Every line that holds "应符合下列规定" should be shown.
>> begin
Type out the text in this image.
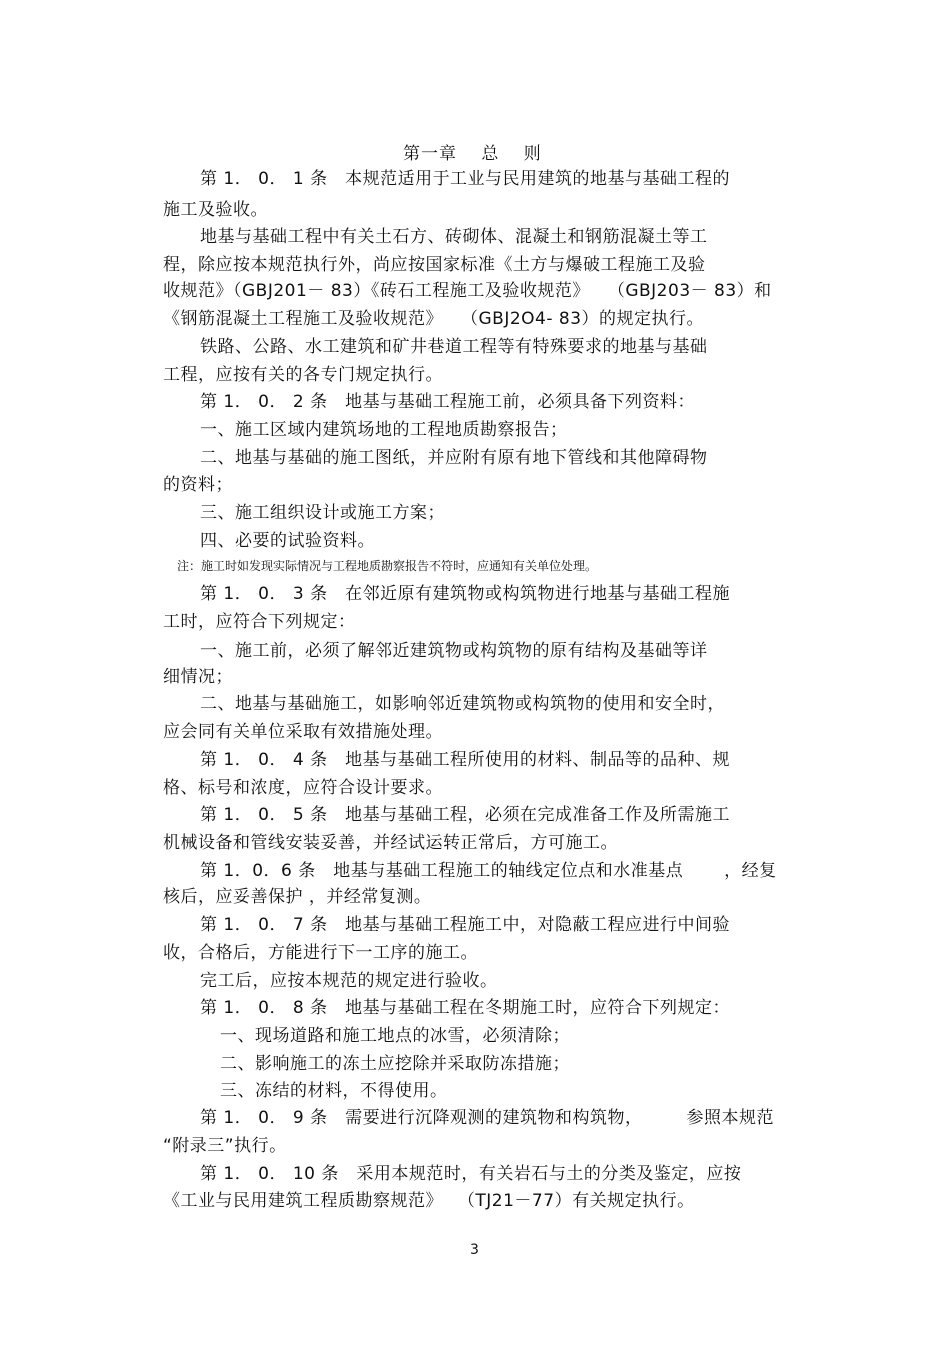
第一章　 总　 则
第 1． 0． 1 条　本规范适用于工业与民用建筑的地基与基础工程的
施工及验收。
地基与基础工程中有关土石方、砖砌体、混凝土和钢筋混凝土等工
程，除应按本规范执行外，尚应按国家标准《土方与爆破工程施工及验
收规范》（GBJ201－ 83）《砖石工程施工及验收规范》　　（GBJ203－ 83）和
《钢筋混凝土工程施工及验收规范》　　（GBJ2O4- 83）的规定执行。
铁路、公路、水工建筑和矿井巷道工程等有特殊要求的地基与基础
工程，应按有关的各专门规定执行。
第 1． 0． 2 条　地基与基础工程施工前，必须具备下列资料：
一、施工区域内建筑场地的工程地质勘察报告；
二、地基与基础的施工图纸，并应附有原有地下管线和其他障碍物
的资料；
三、施工组织设计或施工方案；
四、必要的试验资料。
注：施工时如发现实际情况与工程地质勘察报告不符时，应通知有关单位处理。
第 1． 0． 3 条　在邻近原有建筑物或构筑物进行地基与基础工程施
工时，应符合下列规定：
一、施工前，必须了解邻近建筑物或构筑物的原有结构及基础等详
细情况；
二、地基与基础施工，如影响邻近建筑物或构筑物的使用和安全时，
应会同有关单位采取有效措施处理。
第 1． 0． 4 条　地基与基础工程所使用的材料、制品等的品种、规
格、标号和浓度，应符合设计要求。
第 1． 0． 5 条　地基与基础工程，必须在完成准备工作及所需施工
机械设备和管线安装妥善，并经试运转正常后，方可施工。
第 1．0．6 条　地基与基础工程施工的轴线定位点和水准基点　　 ，经复
核后，应妥善保护 ，并经常复测。
第 1． 0． 7 条　地基与基础工程施工中，对隐蔽工程应进行中间验
收，合格后，方能进行下一工序的施工。
完工后，应按本规范的规定进行验收。
第 1． 0． 8 条　地基与基础工程在冬期施工时，应符合下列规定：
一、现场道路和施工地点的冰雪，必须清除；
二、影响施工的冻土应挖除并采取防冻措施；
三、冻结的材料，不得使用。
第 1． 0． 9 条　需要进行沉降观测的建筑物和构筑物，　　　参照本规范
“附录三”执行。
第 1． 0． 10 条　采用本规范时，有关岩石与土的分类及鉴定，应按
《工业与民用建筑工程质勘察规范》　 （TJ21－77）有关规定执行。
3
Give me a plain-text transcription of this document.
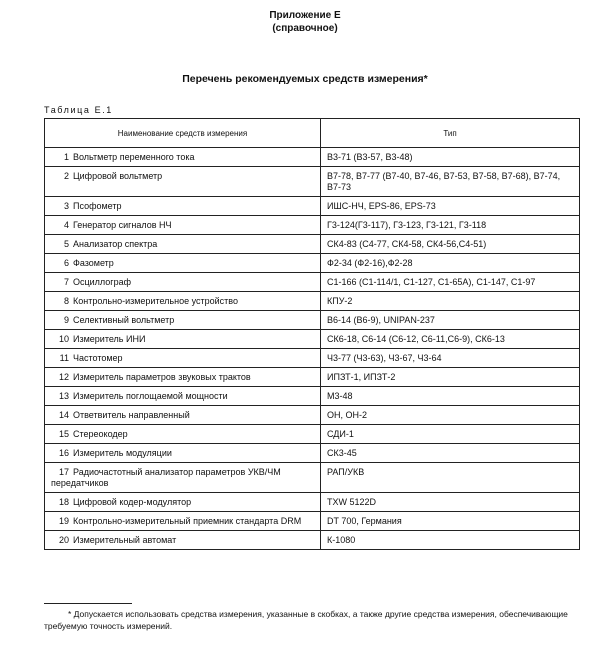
Приложение Е
(справочное)
Перечень рекомендуемых средств измерения*
Таблица Е.1
Наименование средств измерения	Тип
1 Вольтметр переменного тока	В3-71 (В3-57, В3-48)
2 Цифровой вольтметр	В7-78, В7-77 (В7-40, В7-46, В7-53, В7-58, В7-68), В7-74, В7-73
3 Псофометр	ИШС-НЧ, EPS-86, EPS-73
4 Генератор сигналов НЧ	Г3-124(Г3-117), Г3-123, Г3-121, Г3-118
5 Анализатор спектра	СК4-83 (С4-77, СК4-58, СК4-56,С4-51)
6 Фазометр	Ф2-34 (Ф2-16),Ф2-28
7 Осциллограф	С1-166 (С1-114/1, С1-127, С1-65А), С1-147, С1-97
8 Контрольно-измерительное устройство	КПУ-2
9 Селективный вольтметр	В6-14 (В6-9), UNIPAN-237
10 Измеритель ИНИ	СК6-18, С6-14 (С6-12, С6-11,С6-9), СК6-13
11 Частотомер	Ч3-77 (Ч3-63), Ч3-67, Ч3-64
12 Измеритель параметров звуковых трактов	ИПЗТ-1, ИПЗТ-2
13 Измеритель поглощаемой мощности	М3-48
14 Ответвитель направленный	ОН, ОН-2
15 Стереокодер	СДИ-1
16 Измеритель модуляции	СК3-45
17 Радиочастотный анализатор параметров УКВ/ЧМ передатчиков	РАП/УКВ
18 Цифровой кодер-модулятор	TXW 5122D
19 Контрольно-измерительный приемник стандарта DRM	DT 700, Германия
20 Измерительный автомат	К-1080
* Допускается использовать средства измерения, указанные в скобках, а также другие средства измерения, обеспечивающие требуемую точность измерений.
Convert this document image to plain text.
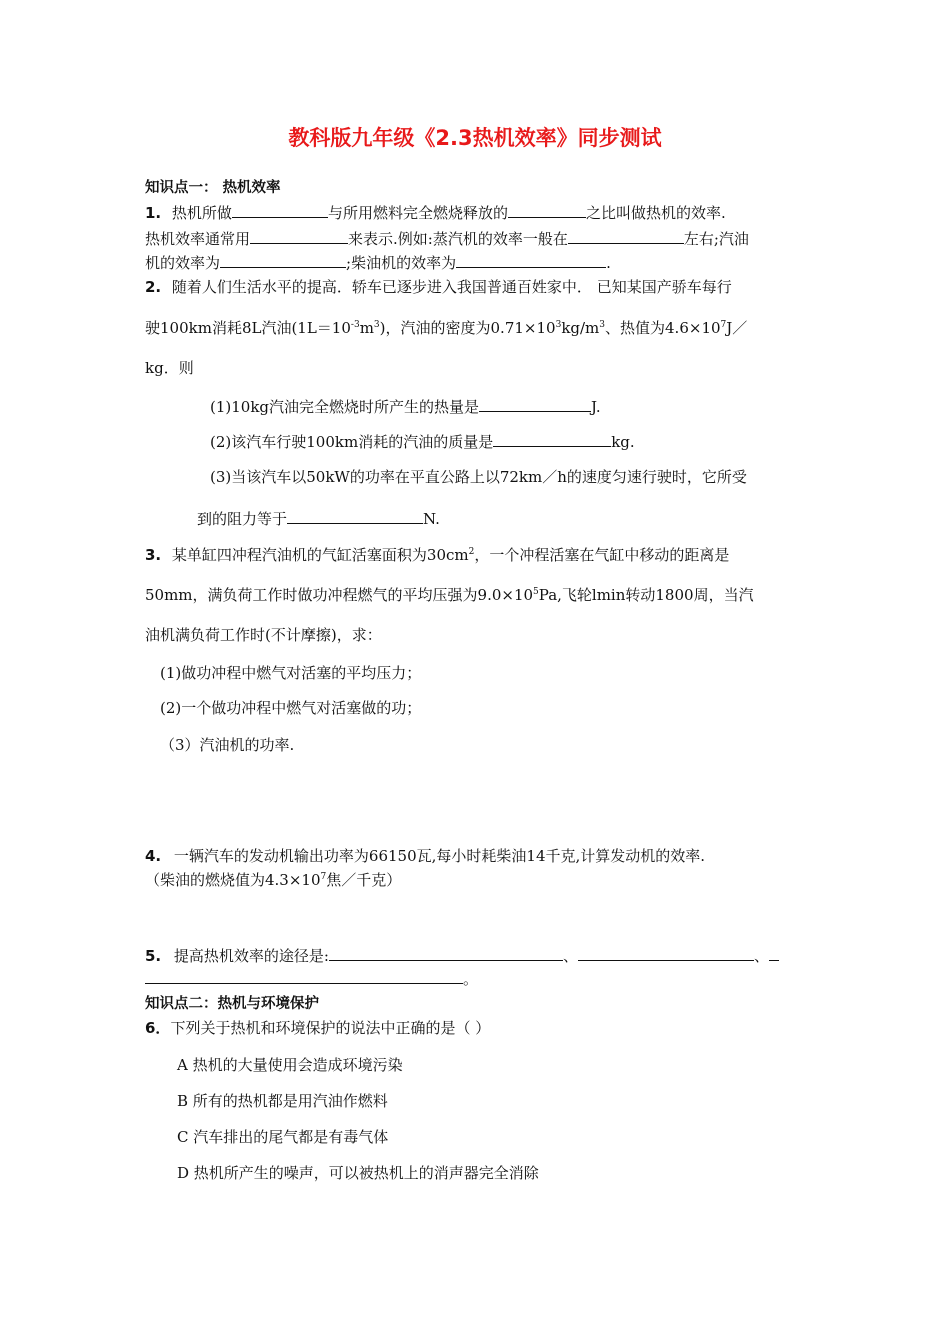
教科版九年级《2.3热机效率》同步测试
知识点一： 热机效率
1. 热机所做	与所用燃料完全燃烧释放的	之比叫做热机的效率.
热机效率通常用	来表示.例如:蒸汽机的效率一般在	左右;汽油
机的效率为	;柴油机的效率为	.
2. 随着人们生活水平的提高．轿车已逐步进入我国普通百姓家中． 已知某国产骄车每行
驶100km消耗8L汽油$(1L=10^{-3}m^3)$，汽油的密度为$0.71\times 10^3kg/m^3$、热值为$4.6\times 10^7J/$
kg．则
(1)10kg汽油完全燃烧时所产生的热量是	J.
(2)该汽车行驶100km消耗的汽油的质量是	kg.
(3)当该汽车以50kW的功率在平直公路上以72km／h的速度匀速行驶时，它所受
到的阻力等于	N.
3. 某单缸四冲程汽油机的气缸活塞面积为$30cm^2$，一个冲程活塞在气缸中移动的距离是
50mm，满负荷工作时做功冲程燃气的平均压强为$9.0\times 10^5Pa$,飞轮lmin转动1800周，当汽
油机满负荷工作时(不计摩擦)，求：
(1)做功冲程中燃气对活塞的平均压力；
(2)一个做功冲程中燃气对活塞做的功；
（3）汽油机的功率.
4. 一辆汽车的发动机输出功率为66150瓦,每小时耗柴油14千克,计算发动机的效率.
（柴油的燃烧值为$4.3\times 10^7$焦／千克）
5. 提高热机效率的途径是:	、	、
。
知识点二：热机与环境保护
6．下列关于热机和环境保护的说法中正确的是（ ）
A 热机的大量使用会造成环境污染
B 所有的热机都是用汽油作燃料
C 汽车排出的尾气都是有毒气体
D 热机所产生的噪声，可以被热机上的消声器完全消除
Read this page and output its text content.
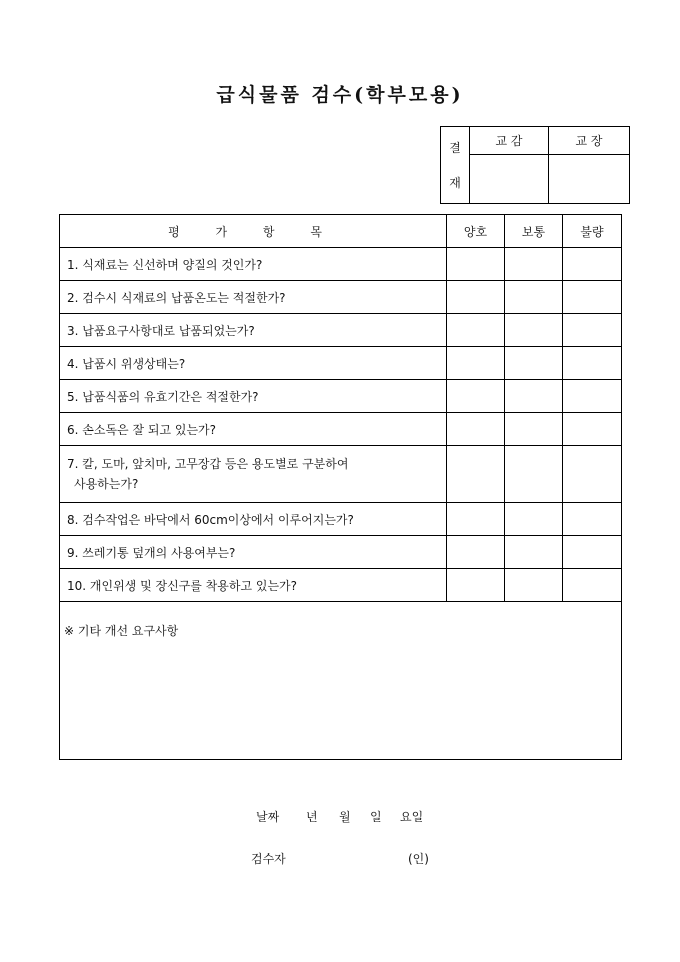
급식물품 검수(학부모용)
결
재	교 감	교 장

평 가 항 목	양호	보통	불량
1. 식재료는 신선하며 양질의 것인가?			
2. 검수시 식재료의 납품온도는 적절한가?			
3. 납품요구사항대로 납품되었는가?			
4. 납품시 위생상태는?			
5. 납품식품의 유효기간은 적절한가?			
6. 손소독은 잘 되고 있는가?			

7. 칼, 도마, 앞치마, 고무장갑 등은 용도별로 구분하여
사용하는가?			

8. 검수작업은 바닥에서 60cm이상에서 이루어지는가?			
9. 쓰레기통 덮개의 사용여부는?			
10. 개인위생 및 장신구를 착용하고 있는가?			
※ 기타 개선 요구사항			
날짜 년 월 일 요일
검수자	(인)
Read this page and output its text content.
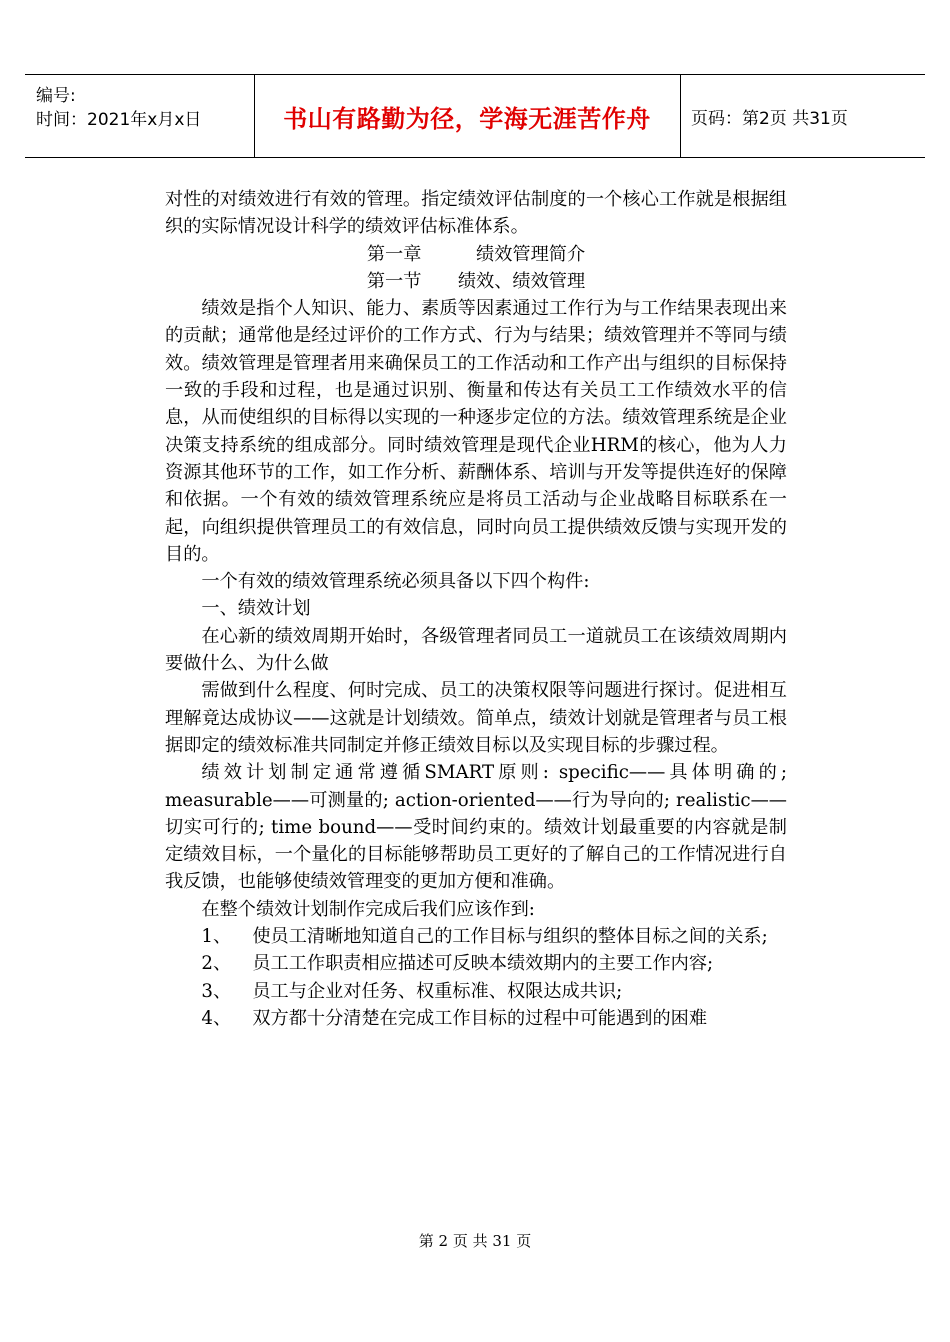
编号:
时间：2021年x月x日	书山有路勤为径，学海无涯苦作舟	页码：第2页 共31页

对性的对绩效进行有效的管理。指定绩效评估制度的一个核心工作就是根据组织的实际情况设计科学的绩效评估标准体系。

第一章	绩效管理简介

第一节 绩效、绩效管理

绩效是指个人知识、能力、素质等因素通过工作行为与工作结果表现出来的贡献；通常他是经过评价的工作方式、行为与结果；绩效管理并不等同与绩效。绩效管理是管理者用来确保员工的工作活动和工作产出与组织的目标保持一致的手段和过程，也是通过识别、衡量和传达有关员工工作绩效水平的信息，从而使组织的目标得以实现的一种逐步定位的方法。绩效管理系统是企业决策支持系统的组成部分。同时绩效管理是现代企业HRM的核心，他为人力资源其他环节的工作，如工作分析、薪酬体系、培训与开发等提供连好的保障和依据。一个有效的绩效管理系统应是将员工活动与企业战略目标联系在一起，向组织提供管理员工的有效信息，同时向员工提供绩效反馈与实现开发的目的。

一个有效的绩效管理系统必须具备以下四个构件:

一、绩效计划

在心新的绩效周期开始时，各级管理者同员工一道就员工在该绩效周期内要做什么、为什么做

需做到什么程度、何时完成、员工的决策权限等问题进行探讨。促进相互理解竟达成协议——这就是计划绩效。简单点，绩效计划就是管理者与员工根据即定的绩效标准共同制定并修正绩效目标以及实现目标的步骤过程。

绩效计划制定通常遵循SMART原则: specific——具体明确的; measurable——可测量的; action-oriented——行为导向的; realistic——切实可行的; time bound——受时间约束的。绩效计划最重要的内容就是制定绩效目标，一个量化的目标能够帮助员工更好的了解自己的工作情况进行自我反馈，也能够使绩效管理变的更加方便和准确。

在整个绩效计划制作完成后我们应该作到:

1、 使员工清晰地知道自己的工作目标与组织的整体目标之间的关系;
2、 员工工作职责相应描述可反映本绩效期内的主要工作内容;
3、 员工与企业对任务、权重标准、权限达成共识;
4、 双方都十分清楚在完成工作目标的过程中可能遇到的困难
第 2 页 共 31 页
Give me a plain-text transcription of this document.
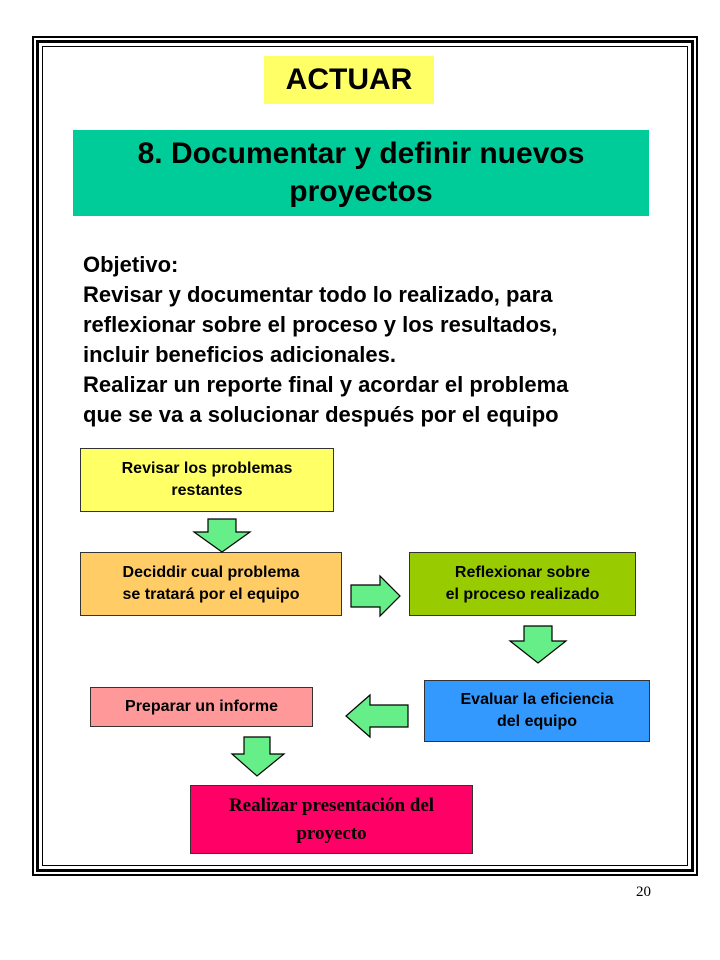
ACTUAR
8. Documentar y definir nuevos
proyectos
Objetivo:
Revisar y documentar todo lo realizado, para
reflexionar sobre el proceso y los resultados,
incluir beneficios adicionales.
Realizar un reporte final y acordar el problema
que se va a solucionar después por el equipo
Revisar los problemas
restantes
Deciddir cual problema
se tratará por el equipo
Reflexionar sobre
el proceso realizado
Evaluar la eficiencia
del equipo
Preparar un informe
Realizar presentación del
proyecto
20
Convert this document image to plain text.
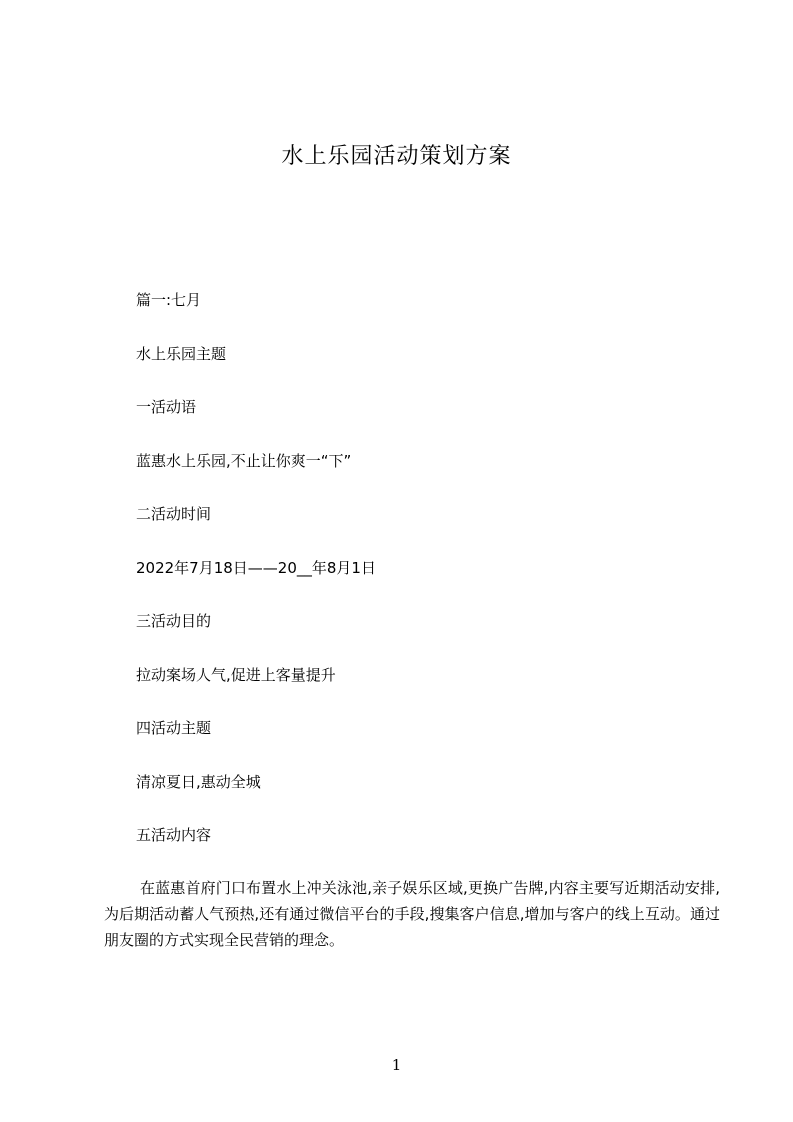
水上乐园活动策划方案
篇一:七月
水上乐园主题
一活动语
蓝惠水上乐园,不止让你爽一“下”
二活动时间
2022年7月18日——20__年8月1日
三活动目的
拉动案场人气,促进上客量提升
四活动主题
清凉夏日,惠动全城
五活动内容
在蓝惠首府门口布置水上冲关泳池,亲子娱乐区域,更换广告牌,内容主要写近期活动安排,为后期活动蓄人气预热,还有通过微信平台的手段,搜集客户信息,增加与客户的线上互动。通过朋友圈的方式实现全民营销的理念。
1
>> end
> Complete response
工时，应符合下列规定：
第 1． 0． 8 条　地基与基础工程在冬期施工时，应符合下列规定：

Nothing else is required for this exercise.